Records from a data source:
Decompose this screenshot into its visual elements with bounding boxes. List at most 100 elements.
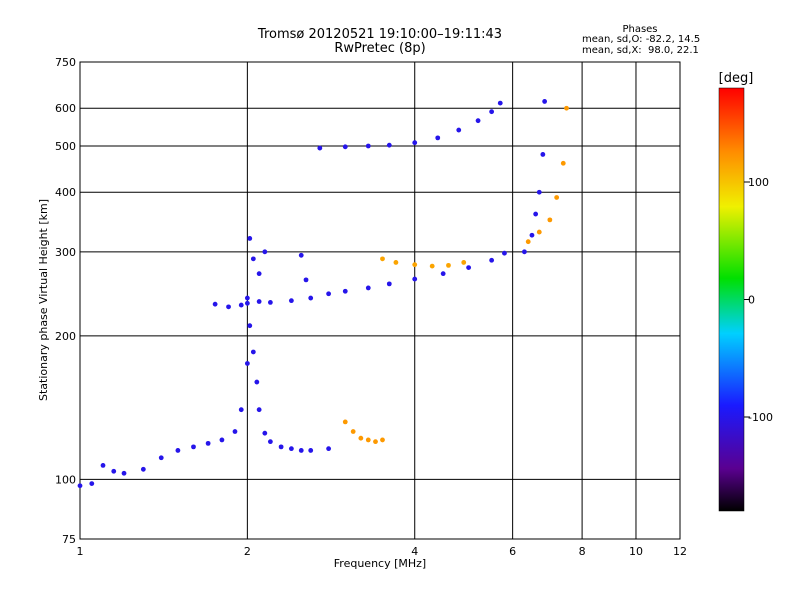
f1-spread-point <box>250 256 256 262</box>
colorbar-tick-label: 0 <box>748 294 755 307</box>
x-axis-label: Frequency [MHz] <box>334 557 426 570</box>
f1-spread-point <box>262 249 268 255</box>
f1-o-trace-point <box>342 288 348 294</box>
f1-spread-point <box>298 252 304 258</box>
e-layer-low-point <box>244 361 250 366</box>
e-layer-low-point <box>100 462 106 468</box>
f1-o-trace-point <box>308 295 314 301</box>
f2-cusp-x-point <box>554 195 560 200</box>
e-layer-low-point <box>111 468 117 474</box>
x-tick-label: 2 <box>244 545 251 558</box>
y-axis-ticks: 75 100 200 300 400 500 600 750 <box>55 56 76 546</box>
e-layer-low-point <box>175 448 181 453</box>
x-tick-label: 1 <box>77 545 84 558</box>
x-tick-label: 6 <box>509 545 516 558</box>
e-cusp-spread-point <box>256 407 262 413</box>
phases-line-x: mean, sd,X: 98.0, 22.1 <box>582 45 699 56</box>
e-layer-low-point <box>232 429 238 434</box>
y-tick-label: 200 <box>55 330 76 343</box>
f1-o-trace-point <box>267 300 273 305</box>
f2-cusp-o-point <box>529 232 535 238</box>
e-x-trace-point <box>373 439 378 445</box>
e-layer-low-point <box>238 407 244 413</box>
f2-cusp-x-point <box>525 239 531 245</box>
f2-cusp-x-point <box>547 217 553 223</box>
f2-o-trace-point <box>456 127 462 133</box>
f1-o-trace-point <box>288 298 294 304</box>
f2-o-trace-point <box>435 135 441 141</box>
f2-o-trace-point <box>386 142 392 148</box>
f1-o-trace-point <box>466 265 472 270</box>
f1-spread-point <box>303 277 309 283</box>
plot-frame <box>79 61 681 540</box>
f2-o-trace-point <box>489 109 495 115</box>
f2-o-trace-point <box>317 145 323 151</box>
f-x-trace-point <box>393 260 399 265</box>
f1-spread-point <box>247 236 253 241</box>
e-x-trace-point <box>380 437 385 443</box>
e-cusp-spread-point <box>254 379 260 385</box>
f1-o-trace-point <box>489 257 495 263</box>
e-layer-low-point <box>219 437 225 443</box>
e-cusp-spread-point <box>326 446 332 452</box>
f2-cusp-x-point <box>564 105 569 111</box>
y-axis-label: Stationary phase Virtual Height [km] <box>37 199 50 401</box>
f1-o-trace-point <box>238 302 244 308</box>
y-tick-label: 100 <box>55 473 76 486</box>
x-tick-label: 12 <box>673 545 687 558</box>
e-cusp-spread-point <box>308 448 314 453</box>
f-x-trace-point <box>412 262 418 268</box>
colorbar-ticks: 100 0 -100 <box>744 176 773 424</box>
e-layer-low-point <box>89 481 95 486</box>
f2-o-trace-point <box>342 144 348 150</box>
e-cusp-spread-point <box>262 430 268 436</box>
e-layer-low-point <box>140 466 146 472</box>
f2-cusp-o-point <box>536 189 542 195</box>
f1-o-trace-point <box>244 300 250 306</box>
e-layer-low-point <box>191 444 196 450</box>
chart-title: Tromsø 20120521 19:10:00–19:11:43 <box>257 27 503 42</box>
y-tick-label: 400 <box>55 186 76 199</box>
f2-cusp-o-point <box>522 249 527 255</box>
colorbar-tick-label: 100 <box>748 176 769 189</box>
phases-heading: Phases <box>622 24 658 35</box>
f2-cusp-o-point <box>533 211 539 217</box>
colorbar-label: [deg] <box>719 71 754 86</box>
y-tick-label: 300 <box>55 246 76 259</box>
y-tick-label: 500 <box>55 140 76 153</box>
f2-o-trace-point <box>497 100 503 106</box>
x-tick-label: 8 <box>579 545 586 558</box>
x-tick-label: 10 <box>629 545 643 558</box>
phases-line-o: mean, sd,O: -82.2, 14.5 <box>582 34 701 45</box>
e-cusp-spread-point <box>267 439 273 445</box>
f-x-trace-point <box>429 263 435 269</box>
x-tick-label: 4 <box>411 545 418 558</box>
e-cusp-spread-point <box>250 349 256 355</box>
y-tick-label: 600 <box>55 102 76 115</box>
f-x-trace-point <box>446 262 451 268</box>
f1-o-trace-point <box>502 250 507 256</box>
e-cusp-spread-point <box>298 448 304 453</box>
f1-o-trace-point <box>412 276 418 282</box>
f1-o-trace-point <box>440 271 446 277</box>
colorbar-tick-label: -100 <box>748 411 773 424</box>
f2-o-trace-point <box>365 143 371 149</box>
grid-lines <box>80 62 680 539</box>
y-tick-label: 75 <box>62 533 76 546</box>
f1-o-trace-point <box>326 291 332 297</box>
chart-subtitle: RwPretec (8p) <box>334 41 426 56</box>
e-layer-low-point <box>77 483 83 489</box>
f1-o-trace-point <box>256 299 262 304</box>
f1-o-trace-point <box>212 301 218 307</box>
y-tick-label: 750 <box>55 56 76 69</box>
f2-o-trace-point <box>412 140 418 146</box>
e-cusp-spread-point <box>288 446 294 452</box>
e-x-trace-point <box>350 429 356 434</box>
x-axis-ticks: 1 2 4 6 8 10 12 <box>77 545 688 558</box>
colorbar <box>718 87 745 512</box>
f2-cusp-o-point <box>540 152 546 157</box>
f1-o-trace-point <box>226 304 231 310</box>
e-layer-low-point <box>158 455 164 461</box>
f-x-trace-point <box>380 256 385 262</box>
e-x-trace-point <box>358 435 364 441</box>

» What you have to do
Copy all of the rows above word for word, and leave the pictures out of your copy.

» Task output
Decompose this screenshot into its visual elements with bounding boxes. List at most 100 elements.
f1-spread-point <box>250 256 256 262</box>
colorbar-tick-label: 0 <box>748 294 755 307</box>
x-axis-label: Frequency [MHz] <box>334 557 426 570</box>
f1-spread-point <box>262 249 268 255</box>
f1-o-trace-point <box>342 288 348 294</box>
f1-spread-point <box>298 252 304 258</box>
e-layer-low-point <box>244 361 250 366</box>
e-layer-low-point <box>100 462 106 468</box>
f1-o-trace-point <box>308 295 314 301</box>
f2-cusp-x-point <box>554 195 560 200</box>
e-layer-low-point <box>111 468 117 474</box>
x-tick-label: 2 <box>244 545 251 558</box>
y-axis-ticks: 75 100 200 300 400 500 600 750 <box>55 56 76 546</box>
e-layer-low-point <box>175 448 181 453</box>
x-tick-label: 1 <box>77 545 84 558</box>
x-tick-label: 6 <box>509 545 516 558</box>
e-cusp-spread-point <box>256 407 262 413</box>
phases-line-x: mean, sd,X: 98.0, 22.1 <box>582 45 699 56</box>
e-layer-low-point <box>232 429 238 434</box>
y-tick-label: 200 <box>55 330 76 343</box>
f1-o-trace-point <box>267 300 273 305</box>
f2-cusp-o-point <box>529 232 535 238</box>
e-x-trace-point <box>373 439 378 445</box>
e-layer-low-point <box>238 407 244 413</box>
f2-cusp-x-point <box>525 239 531 245</box>
f2-cusp-x-point <box>547 217 553 223</box>
f2-o-trace-point <box>456 127 462 133</box>
f1-o-trace-point <box>288 298 294 304</box>
f2-o-trace-point <box>435 135 441 141</box>
f2-o-trace-point <box>386 142 392 148</box>
f1-o-trace-point <box>466 265 472 270</box>
f1-spread-point <box>303 277 309 283</box>
plot-frame <box>79 61 681 540</box>
f2-o-trace-point <box>489 109 495 115</box>
f2-o-trace-point <box>317 145 323 151</box>
f-x-trace-point <box>393 260 399 265</box>
f1-spread-point <box>247 236 253 241</box>
e-x-trace-point <box>380 437 385 443</box>
e-cusp-spread-point <box>254 379 260 385</box>
f1-o-trace-point <box>489 257 495 263</box>
e-layer-low-point <box>219 437 225 443</box>
e-cusp-spread-point <box>326 446 332 452</box>
f2-cusp-x-point <box>564 105 569 111</box>
y-axis-label: Stationary phase Virtual Height [km] <box>37 199 50 401</box>
f1-o-trace-point <box>238 302 244 308</box>
y-tick-label: 100 <box>55 473 76 486</box>
x-tick-label: 12 <box>673 545 687 558</box>
e-cusp-spread-point <box>308 448 314 453</box>
f-x-trace-point <box>412 262 418 268</box>
colorbar-ticks: 100 0 -100 <box>744 176 773 424</box>
e-layer-low-point <box>89 481 95 486</box>
f2-o-trace-point <box>342 144 348 150</box>
e-cusp-spread-point <box>262 430 268 436</box>
e-layer-low-point <box>140 466 146 472</box>
f2-cusp-o-point <box>536 189 542 195</box>
f1-o-trace-point <box>244 300 250 306</box>
e-layer-low-point <box>191 444 196 450</box>
chart-title: Tromsø 20120521 19:10:00–19:11:43 <box>257 27 503 42</box>
y-tick-label: 400 <box>55 186 76 199</box>
f2-cusp-o-point <box>522 249 527 255</box>
colorbar-tick-label: 100 <box>748 176 769 189</box>
phases-heading: Phases <box>622 24 658 35</box>
f2-cusp-o-point <box>533 211 539 217</box>
colorbar-label: [deg] <box>719 71 754 86</box>
y-tick-label: 300 <box>55 246 76 259</box>
y-tick-label: 500 <box>55 140 76 153</box>
f2-o-trace-point <box>497 100 503 106</box>
x-tick-label: 8 <box>579 545 586 558</box>
x-tick-label: 10 <box>629 545 643 558</box>
phases-line-o: mean, sd,O: -82.2, 14.5 <box>582 34 701 45</box>
e-cusp-spread-point <box>267 439 273 445</box>
f-x-trace-point <box>429 263 435 269</box>
x-tick-label: 4 <box>411 545 418 558</box>
e-cusp-spread-point <box>250 349 256 355</box>
y-tick-label: 600 <box>55 102 76 115</box>
f-x-trace-point <box>446 262 451 268</box>
f1-o-trace-point <box>502 250 507 256</box>
e-cusp-spread-point <box>298 448 304 453</box>
f1-o-trace-point <box>412 276 418 282</box>
f1-o-trace-point <box>440 271 446 277</box>
colorbar-tick-label: -100 <box>748 411 773 424</box>
f2-o-trace-point <box>365 143 371 149</box>
grid-lines <box>80 62 680 539</box>
y-tick-label: 75 <box>62 533 76 546</box>
f1-o-trace-point <box>326 291 332 297</box>
chart-subtitle: RwPretec (8p) <box>334 41 426 56</box>
e-layer-low-point <box>77 483 83 489</box>
f1-o-trace-point <box>256 299 262 304</box>
f1-o-trace-point <box>212 301 218 307</box>
y-tick-label: 750 <box>55 56 76 69</box>
f2-o-trace-point <box>412 140 418 146</box>
e-cusp-spread-point <box>288 446 294 452</box>
e-x-trace-point <box>350 429 356 434</box>
x-axis-ticks: 1 2 4 6 8 10 12 <box>77 545 688 558</box>
colorbar <box>718 87 745 512</box>
f2-cusp-o-point <box>540 152 546 157</box>
f1-o-trace-point <box>226 304 231 310</box>
e-layer-low-point <box>158 455 164 461</box>
f-x-trace-point <box>380 256 385 262</box>
e-x-trace-point <box>358 435 364 441</box>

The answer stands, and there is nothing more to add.